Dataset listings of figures
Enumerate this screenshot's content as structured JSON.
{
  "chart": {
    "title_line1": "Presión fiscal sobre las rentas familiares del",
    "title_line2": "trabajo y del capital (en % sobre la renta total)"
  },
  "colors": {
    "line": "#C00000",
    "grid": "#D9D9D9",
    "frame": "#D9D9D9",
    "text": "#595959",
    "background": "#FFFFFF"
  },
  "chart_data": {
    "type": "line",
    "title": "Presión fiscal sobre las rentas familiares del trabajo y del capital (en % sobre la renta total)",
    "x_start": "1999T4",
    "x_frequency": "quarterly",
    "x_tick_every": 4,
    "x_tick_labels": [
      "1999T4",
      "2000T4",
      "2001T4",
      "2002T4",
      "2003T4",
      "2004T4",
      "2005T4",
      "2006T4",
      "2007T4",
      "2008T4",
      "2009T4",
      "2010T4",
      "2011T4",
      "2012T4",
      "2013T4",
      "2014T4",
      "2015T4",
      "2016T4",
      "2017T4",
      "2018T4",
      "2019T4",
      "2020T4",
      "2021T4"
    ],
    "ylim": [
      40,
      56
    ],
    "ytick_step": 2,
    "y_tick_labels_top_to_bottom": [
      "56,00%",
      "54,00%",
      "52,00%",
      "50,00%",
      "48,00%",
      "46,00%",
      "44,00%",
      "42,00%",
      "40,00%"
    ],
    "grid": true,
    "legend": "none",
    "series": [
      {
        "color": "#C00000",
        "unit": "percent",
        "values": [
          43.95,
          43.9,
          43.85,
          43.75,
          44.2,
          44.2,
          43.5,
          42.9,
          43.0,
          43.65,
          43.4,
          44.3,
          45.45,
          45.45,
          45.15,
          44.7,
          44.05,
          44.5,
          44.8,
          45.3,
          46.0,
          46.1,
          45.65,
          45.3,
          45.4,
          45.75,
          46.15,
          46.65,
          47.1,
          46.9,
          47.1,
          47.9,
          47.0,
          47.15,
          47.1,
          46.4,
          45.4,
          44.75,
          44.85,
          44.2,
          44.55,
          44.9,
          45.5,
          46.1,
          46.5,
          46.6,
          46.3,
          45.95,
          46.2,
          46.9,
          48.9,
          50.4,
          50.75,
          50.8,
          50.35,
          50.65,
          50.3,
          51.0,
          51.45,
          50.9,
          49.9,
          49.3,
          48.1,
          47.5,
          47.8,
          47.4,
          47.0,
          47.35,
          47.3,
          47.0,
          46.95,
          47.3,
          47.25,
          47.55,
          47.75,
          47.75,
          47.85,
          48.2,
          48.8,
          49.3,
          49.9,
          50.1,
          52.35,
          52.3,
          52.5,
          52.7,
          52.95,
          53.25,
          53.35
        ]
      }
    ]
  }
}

Exercise description
Using the records above, find and show each line with the string "trabajo".

Result
    "title_line2": "trabajo y del capital (en % sobre la renta total)"
    "title": "Presión fiscal sobre las rentas familiares del trabajo y del capital (en % sobre la renta total)",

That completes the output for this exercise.